:: WHAT YOU HAVE TO DO ::
Write out the records below word for word, please.

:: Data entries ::

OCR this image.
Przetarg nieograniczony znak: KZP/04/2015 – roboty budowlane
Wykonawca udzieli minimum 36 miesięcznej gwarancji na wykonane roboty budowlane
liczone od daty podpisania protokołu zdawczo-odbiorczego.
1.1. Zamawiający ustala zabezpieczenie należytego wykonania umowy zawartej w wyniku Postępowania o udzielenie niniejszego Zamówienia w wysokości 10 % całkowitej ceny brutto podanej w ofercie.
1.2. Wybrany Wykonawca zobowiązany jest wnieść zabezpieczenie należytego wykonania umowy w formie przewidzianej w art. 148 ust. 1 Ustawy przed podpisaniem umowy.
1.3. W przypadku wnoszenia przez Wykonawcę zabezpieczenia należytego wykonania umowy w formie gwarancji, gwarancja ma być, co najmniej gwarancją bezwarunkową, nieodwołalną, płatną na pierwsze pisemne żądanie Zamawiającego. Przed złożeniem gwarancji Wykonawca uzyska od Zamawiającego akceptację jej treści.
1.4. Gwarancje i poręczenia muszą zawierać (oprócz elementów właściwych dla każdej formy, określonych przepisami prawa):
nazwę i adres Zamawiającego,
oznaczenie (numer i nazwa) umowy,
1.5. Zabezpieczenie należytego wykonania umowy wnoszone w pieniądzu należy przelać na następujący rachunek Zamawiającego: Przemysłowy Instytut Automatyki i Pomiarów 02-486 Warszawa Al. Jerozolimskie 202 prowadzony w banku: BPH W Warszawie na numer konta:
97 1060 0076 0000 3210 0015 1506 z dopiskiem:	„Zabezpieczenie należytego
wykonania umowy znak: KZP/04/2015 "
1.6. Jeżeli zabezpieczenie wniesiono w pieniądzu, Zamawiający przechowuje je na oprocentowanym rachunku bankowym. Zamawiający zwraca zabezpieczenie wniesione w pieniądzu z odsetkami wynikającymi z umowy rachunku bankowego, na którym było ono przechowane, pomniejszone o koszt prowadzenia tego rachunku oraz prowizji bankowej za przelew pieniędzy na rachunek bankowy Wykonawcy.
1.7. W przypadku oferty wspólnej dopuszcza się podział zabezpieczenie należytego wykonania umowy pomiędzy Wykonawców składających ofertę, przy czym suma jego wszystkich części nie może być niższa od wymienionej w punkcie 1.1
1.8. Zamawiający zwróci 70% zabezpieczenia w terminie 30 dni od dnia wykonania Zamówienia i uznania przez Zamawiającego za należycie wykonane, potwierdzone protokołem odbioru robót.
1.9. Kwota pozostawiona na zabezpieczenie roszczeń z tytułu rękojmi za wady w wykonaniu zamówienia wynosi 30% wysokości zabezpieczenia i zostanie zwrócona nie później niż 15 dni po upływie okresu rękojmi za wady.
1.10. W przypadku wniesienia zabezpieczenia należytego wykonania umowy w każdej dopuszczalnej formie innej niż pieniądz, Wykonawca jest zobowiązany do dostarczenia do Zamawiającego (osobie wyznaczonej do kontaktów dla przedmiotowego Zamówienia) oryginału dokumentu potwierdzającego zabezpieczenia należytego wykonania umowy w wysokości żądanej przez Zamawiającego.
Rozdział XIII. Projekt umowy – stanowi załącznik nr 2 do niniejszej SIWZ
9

:: SOLUTION TO THE EXERCISE ::
OCR this image.
Przetarg nieograniczony znak: KZP/04/2015 – roboty budowlane
Wykonawca udzieli minimum 36 miesięcznej gwarancji na wykonane roboty budowlane
liczone od daty podpisania protokołu zdawczo-odbiorczego.
1.1. Zamawiający ustala zabezpieczenie należytego wykonania umowy zawartej w wyniku Postępowania o udzielenie niniejszego Zamówienia w wysokości 10 % całkowitej ceny brutto podanej w ofercie.
1.2. Wybrany Wykonawca zobowiązany jest wnieść zabezpieczenie należytego wykonania umowy w formie przewidzianej w art. 148 ust. 1 Ustawy przed podpisaniem umowy.
1.3. W przypadku wnoszenia przez Wykonawcę zabezpieczenia należytego wykonania umowy w formie gwarancji, gwarancja ma być, co najmniej gwarancją bezwarunkową, nieodwołalną, płatną na pierwsze pisemne żądanie Zamawiającego. Przed złożeniem gwarancji Wykonawca uzyska od Zamawiającego akceptację jej treści.
1.4. Gwarancje i poręczenia muszą zawierać (oprócz elementów właściwych dla każdej formy, określonych przepisami prawa):
nazwę i adres Zamawiającego,
oznaczenie (numer i nazwa) umowy,
1.5. Zabezpieczenie należytego wykonania umowy wnoszone w pieniądzu należy przelać na następujący rachunek Zamawiającego: Przemysłowy Instytut Automatyki i Pomiarów 02-486 Warszawa Al. Jerozolimskie 202 prowadzony w banku: BPH W Warszawie na numer konta:
97 1060 0076 0000 3210 0015 1506 z dopiskiem:	„Zabezpieczenie należytego
wykonania umowy znak: KZP/04/2015 "
1.6. Jeżeli zabezpieczenie wniesiono w pieniądzu, Zamawiający przechowuje je na oprocentowanym rachunku bankowym. Zamawiający zwraca zabezpieczenie wniesione w pieniądzu z odsetkami wynikającymi z umowy rachunku bankowego, na którym było ono przechowane, pomniejszone o koszt prowadzenia tego rachunku oraz prowizji bankowej za przelew pieniędzy na rachunek bankowy Wykonawcy.
1.7. W przypadku oferty wspólnej dopuszcza się podział zabezpieczenie należytego wykonania umowy pomiędzy Wykonawców składających ofertę, przy czym suma jego wszystkich części nie może być niższa od wymienionej w punkcie 1.1
1.8. Zamawiający zwróci 70% zabezpieczenia w terminie 30 dni od dnia wykonania Zamówienia i uznania przez Zamawiającego za należycie wykonane, potwierdzone protokołem odbioru robót.
1.9. Kwota pozostawiona na zabezpieczenie roszczeń z tytułu rękojmi za wady w wykonaniu zamówienia wynosi 30% wysokości zabezpieczenia i zostanie zwrócona nie później niż 15 dni po upływie okresu rękojmi za wady.
1.10. W przypadku wniesienia zabezpieczenia należytego wykonania umowy w każdej dopuszczalnej formie innej niż pieniądz, Wykonawca jest zobowiązany do dostarczenia do Zamawiającego (osobie wyznaczonej do kontaktów dla przedmiotowego Zamówienia) oryginału dokumentu potwierdzającego zabezpieczenia należytego wykonania umowy w wysokości żądanej przez Zamawiającego.
Rozdział XIII. Projekt umowy – stanowi załącznik nr 2 do niniejszej SIWZ
9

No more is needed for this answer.